__WHAT IS EXPECTED__
Exactly reproduce each line of the listing that follows.

Stored dataset items
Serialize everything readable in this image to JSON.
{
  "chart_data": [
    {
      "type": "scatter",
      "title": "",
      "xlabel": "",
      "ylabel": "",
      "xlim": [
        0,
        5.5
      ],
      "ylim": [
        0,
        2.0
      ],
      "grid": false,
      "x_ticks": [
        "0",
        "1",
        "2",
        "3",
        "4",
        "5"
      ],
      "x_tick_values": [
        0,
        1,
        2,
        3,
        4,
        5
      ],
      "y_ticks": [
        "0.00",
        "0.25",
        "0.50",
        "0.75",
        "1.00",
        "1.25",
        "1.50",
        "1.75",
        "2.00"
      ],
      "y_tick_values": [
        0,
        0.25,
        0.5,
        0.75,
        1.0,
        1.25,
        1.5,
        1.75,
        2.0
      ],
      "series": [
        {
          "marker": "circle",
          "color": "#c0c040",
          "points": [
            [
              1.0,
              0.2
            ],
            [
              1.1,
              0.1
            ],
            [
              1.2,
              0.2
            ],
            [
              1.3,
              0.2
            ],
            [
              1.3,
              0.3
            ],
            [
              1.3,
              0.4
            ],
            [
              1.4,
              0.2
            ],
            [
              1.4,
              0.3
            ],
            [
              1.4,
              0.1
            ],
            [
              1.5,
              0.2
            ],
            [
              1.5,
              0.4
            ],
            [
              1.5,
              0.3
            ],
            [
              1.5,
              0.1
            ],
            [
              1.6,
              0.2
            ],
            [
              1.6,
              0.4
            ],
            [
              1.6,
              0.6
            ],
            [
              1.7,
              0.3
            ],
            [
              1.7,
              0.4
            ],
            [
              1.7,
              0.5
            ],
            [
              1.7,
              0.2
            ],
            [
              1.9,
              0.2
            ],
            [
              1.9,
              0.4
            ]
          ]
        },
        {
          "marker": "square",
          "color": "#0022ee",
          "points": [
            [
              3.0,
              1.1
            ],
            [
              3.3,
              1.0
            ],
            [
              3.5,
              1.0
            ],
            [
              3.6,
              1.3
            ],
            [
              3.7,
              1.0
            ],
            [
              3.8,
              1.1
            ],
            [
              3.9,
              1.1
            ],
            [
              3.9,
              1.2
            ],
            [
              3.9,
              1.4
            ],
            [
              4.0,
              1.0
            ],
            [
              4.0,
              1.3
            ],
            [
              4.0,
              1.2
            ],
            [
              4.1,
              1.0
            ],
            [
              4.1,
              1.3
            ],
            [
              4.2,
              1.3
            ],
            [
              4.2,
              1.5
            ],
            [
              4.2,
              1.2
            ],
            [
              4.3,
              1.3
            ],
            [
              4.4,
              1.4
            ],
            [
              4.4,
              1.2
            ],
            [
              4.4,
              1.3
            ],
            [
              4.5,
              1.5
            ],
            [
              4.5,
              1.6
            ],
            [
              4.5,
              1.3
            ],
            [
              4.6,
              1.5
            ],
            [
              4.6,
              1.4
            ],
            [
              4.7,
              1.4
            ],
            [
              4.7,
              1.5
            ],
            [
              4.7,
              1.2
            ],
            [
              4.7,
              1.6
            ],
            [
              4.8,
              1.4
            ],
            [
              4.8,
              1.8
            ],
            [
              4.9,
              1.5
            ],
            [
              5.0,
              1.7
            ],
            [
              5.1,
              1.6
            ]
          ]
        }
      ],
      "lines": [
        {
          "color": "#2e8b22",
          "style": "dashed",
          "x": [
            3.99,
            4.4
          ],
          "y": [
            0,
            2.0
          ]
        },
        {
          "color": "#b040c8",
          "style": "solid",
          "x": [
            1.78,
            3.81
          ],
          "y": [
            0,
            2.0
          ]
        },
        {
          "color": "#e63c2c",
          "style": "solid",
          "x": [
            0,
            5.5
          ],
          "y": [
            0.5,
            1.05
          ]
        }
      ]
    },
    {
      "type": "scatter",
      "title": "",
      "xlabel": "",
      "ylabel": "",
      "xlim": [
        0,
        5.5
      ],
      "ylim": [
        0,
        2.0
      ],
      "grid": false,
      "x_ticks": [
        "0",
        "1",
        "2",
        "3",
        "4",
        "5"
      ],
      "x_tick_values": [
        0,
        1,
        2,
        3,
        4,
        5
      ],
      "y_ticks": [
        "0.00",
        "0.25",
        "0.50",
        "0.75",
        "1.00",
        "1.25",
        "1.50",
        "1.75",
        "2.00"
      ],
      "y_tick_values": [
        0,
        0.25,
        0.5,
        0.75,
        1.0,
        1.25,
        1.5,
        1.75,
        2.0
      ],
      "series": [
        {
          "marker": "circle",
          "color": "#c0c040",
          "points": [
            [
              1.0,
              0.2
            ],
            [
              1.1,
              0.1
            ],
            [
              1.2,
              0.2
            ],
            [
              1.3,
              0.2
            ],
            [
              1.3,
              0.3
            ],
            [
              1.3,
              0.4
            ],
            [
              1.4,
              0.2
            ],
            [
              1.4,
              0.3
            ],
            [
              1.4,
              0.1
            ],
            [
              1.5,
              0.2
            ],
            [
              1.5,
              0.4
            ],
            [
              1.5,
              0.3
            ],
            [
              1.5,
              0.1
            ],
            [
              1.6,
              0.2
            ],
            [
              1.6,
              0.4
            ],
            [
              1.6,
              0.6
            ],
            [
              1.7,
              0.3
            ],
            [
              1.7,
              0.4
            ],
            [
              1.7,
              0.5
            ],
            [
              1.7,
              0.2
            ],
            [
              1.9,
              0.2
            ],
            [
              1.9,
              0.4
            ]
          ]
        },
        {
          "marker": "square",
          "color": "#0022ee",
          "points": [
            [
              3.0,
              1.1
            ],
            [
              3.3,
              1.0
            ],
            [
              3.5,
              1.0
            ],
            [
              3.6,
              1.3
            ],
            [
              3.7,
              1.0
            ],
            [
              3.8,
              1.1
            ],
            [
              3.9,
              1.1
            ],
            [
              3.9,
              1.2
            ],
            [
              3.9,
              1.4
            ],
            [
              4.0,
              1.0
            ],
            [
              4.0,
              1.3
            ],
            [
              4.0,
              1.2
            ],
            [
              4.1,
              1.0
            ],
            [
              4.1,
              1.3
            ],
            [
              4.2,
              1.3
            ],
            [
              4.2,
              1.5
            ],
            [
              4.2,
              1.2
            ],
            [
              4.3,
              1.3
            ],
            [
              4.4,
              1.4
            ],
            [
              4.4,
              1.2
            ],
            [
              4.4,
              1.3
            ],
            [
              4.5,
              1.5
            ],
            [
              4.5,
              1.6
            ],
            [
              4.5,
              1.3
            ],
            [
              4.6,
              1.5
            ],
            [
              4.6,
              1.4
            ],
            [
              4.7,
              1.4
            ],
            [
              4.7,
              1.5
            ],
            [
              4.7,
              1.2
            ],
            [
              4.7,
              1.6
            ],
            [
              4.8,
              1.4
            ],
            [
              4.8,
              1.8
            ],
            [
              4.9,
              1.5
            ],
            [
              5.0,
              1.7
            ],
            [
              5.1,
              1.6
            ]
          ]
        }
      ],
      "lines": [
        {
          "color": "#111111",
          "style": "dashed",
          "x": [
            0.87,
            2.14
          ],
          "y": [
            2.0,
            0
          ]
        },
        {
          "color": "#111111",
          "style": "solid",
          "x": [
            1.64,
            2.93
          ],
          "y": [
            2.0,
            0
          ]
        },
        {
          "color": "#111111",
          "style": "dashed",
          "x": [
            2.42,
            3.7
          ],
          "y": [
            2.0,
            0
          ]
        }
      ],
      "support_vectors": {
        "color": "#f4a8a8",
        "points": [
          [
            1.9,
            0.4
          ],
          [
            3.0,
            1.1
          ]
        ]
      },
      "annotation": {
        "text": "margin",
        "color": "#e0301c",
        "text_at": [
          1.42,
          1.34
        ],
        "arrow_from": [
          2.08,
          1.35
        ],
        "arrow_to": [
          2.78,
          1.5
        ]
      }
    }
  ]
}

__EXERCISE SOLUTION__
Serialize everything readable in this image to JSON.
{
  "chart_data": [
    {
      "type": "scatter",
      "title": "",
      "xlabel": "",
      "ylabel": "",
      "xlim": [
        0,
        5.5
      ],
      "ylim": [
        0,
        2.0
      ],
      "grid": false,
      "x_ticks": [
        "0",
        "1",
        "2",
        "3",
        "4",
        "5"
      ],
      "x_tick_values": [
        0,
        1,
        2,
        3,
        4,
        5
      ],
      "y_ticks": [
        "0.00",
        "0.25",
        "0.50",
        "0.75",
        "1.00",
        "1.25",
        "1.50",
        "1.75",
        "2.00"
      ],
      "y_tick_values": [
        0,
        0.25,
        0.5,
        0.75,
        1.0,
        1.25,
        1.5,
        1.75,
        2.0
      ],
      "series": [
        {
          "marker": "circle",
          "color": "#c0c040",
          "points": [
            [
              1.0,
              0.2
            ],
            [
              1.1,
              0.1
            ],
            [
              1.2,
              0.2
            ],
            [
              1.3,
              0.2
            ],
            [
              1.3,
              0.3
            ],
            [
              1.3,
              0.4
            ],
            [
              1.4,
              0.2
            ],
            [
              1.4,
              0.3
            ],
            [
              1.4,
              0.1
            ],
            [
              1.5,
              0.2
            ],
            [
              1.5,
              0.4
            ],
            [
              1.5,
              0.3
            ],
            [
              1.5,
              0.1
            ],
            [
              1.6,
              0.2
            ],
            [
              1.6,
              0.4
            ],
            [
              1.6,
              0.6
            ],
            [
              1.7,
              0.3
            ],
            [
              1.7,
              0.4
            ],
            [
              1.7,
              0.5
            ],
            [
              1.7,
              0.2
            ],
            [
              1.9,
              0.2
            ],
            [
              1.9,
              0.4
            ]
          ]
        },
        {
          "marker": "square",
          "color": "#0022ee",
          "points": [
            [
              3.0,
              1.1
            ],
            [
              3.3,
              1.0
            ],
            [
              3.5,
              1.0
            ],
            [
              3.6,
              1.3
            ],
            [
              3.7,
              1.0
            ],
            [
              3.8,
              1.1
            ],
            [
              3.9,
              1.1
            ],
            [
              3.9,
              1.2
            ],
            [
              3.9,
              1.4
            ],
            [
              4.0,
              1.0
            ],
            [
              4.0,
              1.3
            ],
            [
              4.0,
              1.2
            ],
            [
              4.1,
              1.0
            ],
            [
              4.1,
              1.3
            ],
            [
              4.2,
              1.3
            ],
            [
              4.2,
              1.5
            ],
            [
              4.2,
              1.2
            ],
            [
              4.3,
              1.3
            ],
            [
              4.4,
              1.4
            ],
            [
              4.4,
              1.2
            ],
            [
              4.4,
              1.3
            ],
            [
              4.5,
              1.5
            ],
            [
              4.5,
              1.6
            ],
            [
              4.5,
              1.3
            ],
            [
              4.6,
              1.5
            ],
            [
              4.6,
              1.4
            ],
            [
              4.7,
              1.4
            ],
            [
              4.7,
              1.5
            ],
            [
              4.7,
              1.2
            ],
            [
              4.7,
              1.6
            ],
            [
              4.8,
              1.4
            ],
            [
              4.8,
              1.8
            ],
            [
              4.9,
              1.5
            ],
            [
              5.0,
              1.7
            ],
            [
              5.1,
              1.6
            ]
          ]
        }
      ],
      "lines": [
        {
          "color": "#2e8b22",
          "style": "dashed",
          "x": [
            3.99,
            4.4
          ],
          "y": [
            0,
            2.0
          ]
        },
        {
          "color": "#b040c8",
          "style": "solid",
          "x": [
            1.78,
            3.81
          ],
          "y": [
            0,
            2.0
          ]
        },
        {
          "color": "#e63c2c",
          "style": "solid",
          "x": [
            0,
            5.5
          ],
          "y": [
            0.5,
            1.05
          ]
        }
      ]
    },
    {
      "type": "scatter",
      "title": "",
      "xlabel": "",
      "ylabel": "",
      "xlim": [
        0,
        5.5
      ],
      "ylim": [
        0,
        2.0
      ],
      "grid": false,
      "x_ticks": [
        "0",
        "1",
        "2",
        "3",
        "4",
        "5"
      ],
      "x_tick_values": [
        0,
        1,
        2,
        3,
        4,
        5
      ],
      "y_ticks": [
        "0.00",
        "0.25",
        "0.50",
        "0.75",
        "1.00",
        "1.25",
        "1.50",
        "1.75",
        "2.00"
      ],
      "y_tick_values": [
        0,
        0.25,
        0.5,
        0.75,
        1.0,
        1.25,
        1.5,
        1.75,
        2.0
      ],
      "series": [
        {
          "marker": "circle",
          "color": "#c0c040",
          "points": [
            [
              1.0,
              0.2
            ],
            [
              1.1,
              0.1
            ],
            [
              1.2,
              0.2
            ],
            [
              1.3,
              0.2
            ],
            [
              1.3,
              0.3
            ],
            [
              1.3,
              0.4
            ],
            [
              1.4,
              0.2
            ],
            [
              1.4,
              0.3
            ],
            [
              1.4,
              0.1
            ],
            [
              1.5,
              0.2
            ],
            [
              1.5,
              0.4
            ],
            [
              1.5,
              0.3
            ],
            [
              1.5,
              0.1
            ],
            [
              1.6,
              0.2
            ],
            [
              1.6,
              0.4
            ],
            [
              1.6,
              0.6
            ],
            [
              1.7,
              0.3
            ],
            [
              1.7,
              0.4
            ],
            [
              1.7,
              0.5
            ],
            [
              1.7,
              0.2
            ],
            [
              1.9,
              0.2
            ],
            [
              1.9,
              0.4
            ]
          ]
        },
        {
          "marker": "square",
          "color": "#0022ee",
          "points": [
            [
              3.0,
              1.1
            ],
            [
              3.3,
              1.0
            ],
            [
              3.5,
              1.0
            ],
            [
              3.6,
              1.3
            ],
            [
              3.7,
              1.0
            ],
            [
              3.8,
              1.1
            ],
            [
              3.9,
              1.1
            ],
            [
              3.9,
              1.2
            ],
            [
              3.9,
              1.4
            ],
            [
              4.0,
              1.0
            ],
            [
              4.0,
              1.3
            ],
            [
              4.0,
              1.2
            ],
            [
              4.1,
              1.0
            ],
            [
              4.1,
              1.3
            ],
            [
              4.2,
              1.3
            ],
            [
              4.2,
              1.5
            ],
            [
              4.2,
              1.2
            ],
            [
              4.3,
              1.3
            ],
            [
              4.4,
              1.4
            ],
            [
              4.4,
              1.2
            ],
            [
              4.4,
              1.3
            ],
            [
              4.5,
              1.5
            ],
            [
              4.5,
              1.6
            ],
            [
              4.5,
              1.3
            ],
            [
              4.6,
              1.5
            ],
            [
              4.6,
              1.4
            ],
            [
              4.7,
              1.4
            ],
            [
              4.7,
              1.5
            ],
            [
              4.7,
              1.2
            ],
            [
              4.7,
              1.6
            ],
            [
              4.8,
              1.4
            ],
            [
              4.8,
              1.8
            ],
            [
              4.9,
              1.5
            ],
            [
              5.0,
              1.7
            ],
            [
              5.1,
              1.6
            ]
          ]
        }
      ],
      "lines": [
        {
          "color": "#111111",
          "style": "dashed",
          "x": [
            0.87,
            2.14
          ],
          "y": [
            2.0,
            0
          ]
        },
        {
          "color": "#111111",
          "style": "solid",
          "x": [
            1.64,
            2.93
          ],
          "y": [
            2.0,
            0
          ]
        },
        {
          "color": "#111111",
          "style": "dashed",
          "x": [
            2.42,
            3.7
          ],
          "y": [
            2.0,
            0
          ]
        }
      ],
      "support_vectors": {
        "color": "#f4a8a8",
        "points": [
          [
            1.9,
            0.4
          ],
          [
            3.0,
            1.1
          ]
        ]
      },
      "annotation": {
        "text": "margin",
        "color": "#e0301c",
        "text_at": [
          1.42,
          1.34
        ],
        "arrow_from": [
          2.08,
          1.35
        ],
        "arrow_to": [
          2.78,
          1.5
        ]
      }
    }
  ]
}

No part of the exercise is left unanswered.